Your task is to print all of the material verbatim.

> **DATA RECORDS**
====================
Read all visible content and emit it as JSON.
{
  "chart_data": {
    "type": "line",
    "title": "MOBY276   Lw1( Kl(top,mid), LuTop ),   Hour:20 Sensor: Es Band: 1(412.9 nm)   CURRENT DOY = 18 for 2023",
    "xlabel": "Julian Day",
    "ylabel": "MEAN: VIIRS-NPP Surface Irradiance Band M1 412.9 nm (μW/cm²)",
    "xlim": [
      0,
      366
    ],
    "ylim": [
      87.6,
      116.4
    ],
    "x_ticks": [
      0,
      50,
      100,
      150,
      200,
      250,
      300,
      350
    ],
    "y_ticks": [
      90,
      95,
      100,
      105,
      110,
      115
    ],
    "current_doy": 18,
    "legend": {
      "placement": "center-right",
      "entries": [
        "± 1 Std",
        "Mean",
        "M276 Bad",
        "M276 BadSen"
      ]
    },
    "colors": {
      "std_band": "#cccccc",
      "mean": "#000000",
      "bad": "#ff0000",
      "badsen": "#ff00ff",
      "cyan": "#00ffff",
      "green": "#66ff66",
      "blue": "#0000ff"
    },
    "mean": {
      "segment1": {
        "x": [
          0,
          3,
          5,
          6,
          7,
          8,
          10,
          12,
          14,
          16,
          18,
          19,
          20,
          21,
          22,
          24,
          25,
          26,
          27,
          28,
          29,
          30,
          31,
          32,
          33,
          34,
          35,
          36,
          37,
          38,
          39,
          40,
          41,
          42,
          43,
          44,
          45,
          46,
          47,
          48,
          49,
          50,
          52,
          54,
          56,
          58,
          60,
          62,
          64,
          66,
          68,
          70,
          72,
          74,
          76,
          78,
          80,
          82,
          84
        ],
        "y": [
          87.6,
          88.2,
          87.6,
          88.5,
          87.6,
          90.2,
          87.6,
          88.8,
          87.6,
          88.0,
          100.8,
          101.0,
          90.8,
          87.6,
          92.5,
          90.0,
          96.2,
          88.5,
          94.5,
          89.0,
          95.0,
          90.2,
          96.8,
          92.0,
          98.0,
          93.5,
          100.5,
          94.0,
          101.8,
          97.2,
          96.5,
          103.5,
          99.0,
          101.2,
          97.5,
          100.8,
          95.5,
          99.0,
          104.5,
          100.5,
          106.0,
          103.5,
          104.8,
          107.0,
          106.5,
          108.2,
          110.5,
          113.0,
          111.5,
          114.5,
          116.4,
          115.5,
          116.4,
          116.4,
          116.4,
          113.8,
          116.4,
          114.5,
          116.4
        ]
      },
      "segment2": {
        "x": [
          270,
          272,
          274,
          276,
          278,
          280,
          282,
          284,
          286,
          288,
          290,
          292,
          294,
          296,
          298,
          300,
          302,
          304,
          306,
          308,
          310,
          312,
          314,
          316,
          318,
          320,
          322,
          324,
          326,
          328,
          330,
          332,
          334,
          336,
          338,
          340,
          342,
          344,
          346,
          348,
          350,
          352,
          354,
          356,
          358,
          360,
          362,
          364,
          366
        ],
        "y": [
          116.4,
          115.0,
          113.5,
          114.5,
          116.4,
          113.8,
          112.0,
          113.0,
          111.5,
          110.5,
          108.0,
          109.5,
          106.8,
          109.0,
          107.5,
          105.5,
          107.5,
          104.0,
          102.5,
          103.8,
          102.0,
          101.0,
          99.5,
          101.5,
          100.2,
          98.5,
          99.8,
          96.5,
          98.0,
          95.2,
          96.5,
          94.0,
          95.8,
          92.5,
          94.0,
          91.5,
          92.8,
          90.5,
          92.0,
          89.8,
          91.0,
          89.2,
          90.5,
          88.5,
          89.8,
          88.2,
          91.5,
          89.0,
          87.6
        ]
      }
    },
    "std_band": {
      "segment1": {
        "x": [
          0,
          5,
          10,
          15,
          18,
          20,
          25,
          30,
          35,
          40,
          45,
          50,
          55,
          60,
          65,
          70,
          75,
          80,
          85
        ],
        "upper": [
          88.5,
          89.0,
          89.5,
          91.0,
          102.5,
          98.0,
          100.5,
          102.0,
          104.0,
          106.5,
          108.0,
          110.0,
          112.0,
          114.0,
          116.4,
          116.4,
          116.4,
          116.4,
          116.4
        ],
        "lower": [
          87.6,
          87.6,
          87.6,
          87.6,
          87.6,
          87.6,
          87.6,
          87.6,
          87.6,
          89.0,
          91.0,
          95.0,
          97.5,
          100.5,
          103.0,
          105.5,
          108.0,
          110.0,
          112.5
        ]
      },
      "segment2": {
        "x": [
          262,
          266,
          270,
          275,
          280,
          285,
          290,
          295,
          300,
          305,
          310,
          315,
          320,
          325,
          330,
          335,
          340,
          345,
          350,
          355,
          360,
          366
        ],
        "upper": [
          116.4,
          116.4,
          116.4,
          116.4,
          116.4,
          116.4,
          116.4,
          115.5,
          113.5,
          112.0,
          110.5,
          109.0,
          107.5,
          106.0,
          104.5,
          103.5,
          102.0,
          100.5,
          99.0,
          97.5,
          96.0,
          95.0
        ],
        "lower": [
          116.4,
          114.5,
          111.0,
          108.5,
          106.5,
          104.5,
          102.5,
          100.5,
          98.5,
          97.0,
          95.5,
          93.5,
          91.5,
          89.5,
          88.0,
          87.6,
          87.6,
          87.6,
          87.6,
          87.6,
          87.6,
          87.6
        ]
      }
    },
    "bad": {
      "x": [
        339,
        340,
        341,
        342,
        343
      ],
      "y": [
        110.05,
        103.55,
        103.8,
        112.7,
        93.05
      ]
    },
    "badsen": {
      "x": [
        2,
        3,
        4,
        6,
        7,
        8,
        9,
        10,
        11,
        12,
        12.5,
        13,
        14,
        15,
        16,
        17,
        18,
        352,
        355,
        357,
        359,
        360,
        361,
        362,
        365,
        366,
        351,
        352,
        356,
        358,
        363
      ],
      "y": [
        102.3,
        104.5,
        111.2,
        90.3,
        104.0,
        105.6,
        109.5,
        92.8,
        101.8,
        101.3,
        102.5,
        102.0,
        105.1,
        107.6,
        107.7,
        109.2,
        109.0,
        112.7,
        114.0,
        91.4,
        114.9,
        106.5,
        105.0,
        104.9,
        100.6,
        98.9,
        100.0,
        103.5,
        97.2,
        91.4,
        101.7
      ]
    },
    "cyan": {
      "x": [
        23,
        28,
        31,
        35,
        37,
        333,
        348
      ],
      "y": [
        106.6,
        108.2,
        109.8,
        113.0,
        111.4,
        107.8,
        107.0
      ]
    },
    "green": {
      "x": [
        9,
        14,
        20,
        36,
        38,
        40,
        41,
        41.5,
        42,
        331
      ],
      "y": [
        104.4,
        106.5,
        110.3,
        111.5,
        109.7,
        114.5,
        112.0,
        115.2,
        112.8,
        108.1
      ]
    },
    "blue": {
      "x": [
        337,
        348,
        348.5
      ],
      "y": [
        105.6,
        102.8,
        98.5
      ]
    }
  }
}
====================
> **OUTPUT FOR THIS EXERCISE**
Read all visible content and emit it as JSON.
{
  "chart_data": {
    "type": "line",
    "title": "MOBY276   Lw1( Kl(top,mid), LuTop ),   Hour:20 Sensor: Es Band: 1(412.9 nm)   CURRENT DOY = 18 for 2023",
    "xlabel": "Julian Day",
    "ylabel": "MEAN: VIIRS-NPP Surface Irradiance Band M1 412.9 nm (μW/cm²)",
    "xlim": [
      0,
      366
    ],
    "ylim": [
      87.6,
      116.4
    ],
    "x_ticks": [
      0,
      50,
      100,
      150,
      200,
      250,
      300,
      350
    ],
    "y_ticks": [
      90,
      95,
      100,
      105,
      110,
      115
    ],
    "current_doy": 18,
    "legend": {
      "placement": "center-right",
      "entries": [
        "± 1 Std",
        "Mean",
        "M276 Bad",
        "M276 BadSen"
      ]
    },
    "colors": {
      "std_band": "#cccccc",
      "mean": "#000000",
      "bad": "#ff0000",
      "badsen": "#ff00ff",
      "cyan": "#00ffff",
      "green": "#66ff66",
      "blue": "#0000ff"
    },
    "mean": {
      "segment1": {
        "x": [
          0,
          3,
          5,
          6,
          7,
          8,
          10,
          12,
          14,
          16,
          18,
          19,
          20,
          21,
          22,
          24,
          25,
          26,
          27,
          28,
          29,
          30,
          31,
          32,
          33,
          34,
          35,
          36,
          37,
          38,
          39,
          40,
          41,
          42,
          43,
          44,
          45,
          46,
          47,
          48,
          49,
          50,
          52,
          54,
          56,
          58,
          60,
          62,
          64,
          66,
          68,
          70,
          72,
          74,
          76,
          78,
          80,
          82,
          84
        ],
        "y": [
          87.6,
          88.2,
          87.6,
          88.5,
          87.6,
          90.2,
          87.6,
          88.8,
          87.6,
          88.0,
          100.8,
          101.0,
          90.8,
          87.6,
          92.5,
          90.0,
          96.2,
          88.5,
          94.5,
          89.0,
          95.0,
          90.2,
          96.8,
          92.0,
          98.0,
          93.5,
          100.5,
          94.0,
          101.8,
          97.2,
          96.5,
          103.5,
          99.0,
          101.2,
          97.5,
          100.8,
          95.5,
          99.0,
          104.5,
          100.5,
          106.0,
          103.5,
          104.8,
          107.0,
          106.5,
          108.2,
          110.5,
          113.0,
          111.5,
          114.5,
          116.4,
          115.5,
          116.4,
          116.4,
          116.4,
          113.8,
          116.4,
          114.5,
          116.4
        ]
      },
      "segment2": {
        "x": [
          270,
          272,
          274,
          276,
          278,
          280,
          282,
          284,
          286,
          288,
          290,
          292,
          294,
          296,
          298,
          300,
          302,
          304,
          306,
          308,
          310,
          312,
          314,
          316,
          318,
          320,
          322,
          324,
          326,
          328,
          330,
          332,
          334,
          336,
          338,
          340,
          342,
          344,
          346,
          348,
          350,
          352,
          354,
          356,
          358,
          360,
          362,
          364,
          366
        ],
        "y": [
          116.4,
          115.0,
          113.5,
          114.5,
          116.4,
          113.8,
          112.0,
          113.0,
          111.5,
          110.5,
          108.0,
          109.5,
          106.8,
          109.0,
          107.5,
          105.5,
          107.5,
          104.0,
          102.5,
          103.8,
          102.0,
          101.0,
          99.5,
          101.5,
          100.2,
          98.5,
          99.8,
          96.5,
          98.0,
          95.2,
          96.5,
          94.0,
          95.8,
          92.5,
          94.0,
          91.5,
          92.8,
          90.5,
          92.0,
          89.8,
          91.0,
          89.2,
          90.5,
          88.5,
          89.8,
          88.2,
          91.5,
          89.0,
          87.6
        ]
      }
    },
    "std_band": {
      "segment1": {
        "x": [
          0,
          5,
          10,
          15,
          18,
          20,
          25,
          30,
          35,
          40,
          45,
          50,
          55,
          60,
          65,
          70,
          75,
          80,
          85
        ],
        "upper": [
          88.5,
          89.0,
          89.5,
          91.0,
          102.5,
          98.0,
          100.5,
          102.0,
          104.0,
          106.5,
          108.0,
          110.0,
          112.0,
          114.0,
          116.4,
          116.4,
          116.4,
          116.4,
          116.4
        ],
        "lower": [
          87.6,
          87.6,
          87.6,
          87.6,
          87.6,
          87.6,
          87.6,
          87.6,
          87.6,
          89.0,
          91.0,
          95.0,
          97.5,
          100.5,
          103.0,
          105.5,
          108.0,
          110.0,
          112.5
        ]
      },
      "segment2": {
        "x": [
          262,
          266,
          270,
          275,
          280,
          285,
          290,
          295,
          300,
          305,
          310,
          315,
          320,
          325,
          330,
          335,
          340,
          345,
          350,
          355,
          360,
          366
        ],
        "upper": [
          116.4,
          116.4,
          116.4,
          116.4,
          116.4,
          116.4,
          116.4,
          115.5,
          113.5,
          112.0,
          110.5,
          109.0,
          107.5,
          106.0,
          104.5,
          103.5,
          102.0,
          100.5,
          99.0,
          97.5,
          96.0,
          95.0
        ],
        "lower": [
          116.4,
          114.5,
          111.0,
          108.5,
          106.5,
          104.5,
          102.5,
          100.5,
          98.5,
          97.0,
          95.5,
          93.5,
          91.5,
          89.5,
          88.0,
          87.6,
          87.6,
          87.6,
          87.6,
          87.6,
          87.6,
          87.6
        ]
      }
    },
    "bad": {
      "x": [
        339,
        340,
        341,
        342,
        343
      ],
      "y": [
        110.05,
        103.55,
        103.8,
        112.7,
        93.05
      ]
    },
    "badsen": {
      "x": [
        2,
        3,
        4,
        6,
        7,
        8,
        9,
        10,
        11,
        12,
        12.5,
        13,
        14,
        15,
        16,
        17,
        18,
        352,
        355,
        357,
        359,
        360,
        361,
        362,
        365,
        366,
        351,
        352,
        356,
        358,
        363
      ],
      "y": [
        102.3,
        104.5,
        111.2,
        90.3,
        104.0,
        105.6,
        109.5,
        92.8,
        101.8,
        101.3,
        102.5,
        102.0,
        105.1,
        107.6,
        107.7,
        109.2,
        109.0,
        112.7,
        114.0,
        91.4,
        114.9,
        106.5,
        105.0,
        104.9,
        100.6,
        98.9,
        100.0,
        103.5,
        97.2,
        91.4,
        101.7
      ]
    },
    "cyan": {
      "x": [
        23,
        28,
        31,
        35,
        37,
        333,
        348
      ],
      "y": [
        106.6,
        108.2,
        109.8,
        113.0,
        111.4,
        107.8,
        107.0
      ]
    },
    "green": {
      "x": [
        9,
        14,
        20,
        36,
        38,
        40,
        41,
        41.5,
        42,
        331
      ],
      "y": [
        104.4,
        106.5,
        110.3,
        111.5,
        109.7,
        114.5,
        112.0,
        115.2,
        112.8,
        108.1
      ]
    },
    "blue": {
      "x": [
        337,
        348,
        348.5
      ],
      "y": [
        105.6,
        102.8,
        98.5
      ]
    }
  }
}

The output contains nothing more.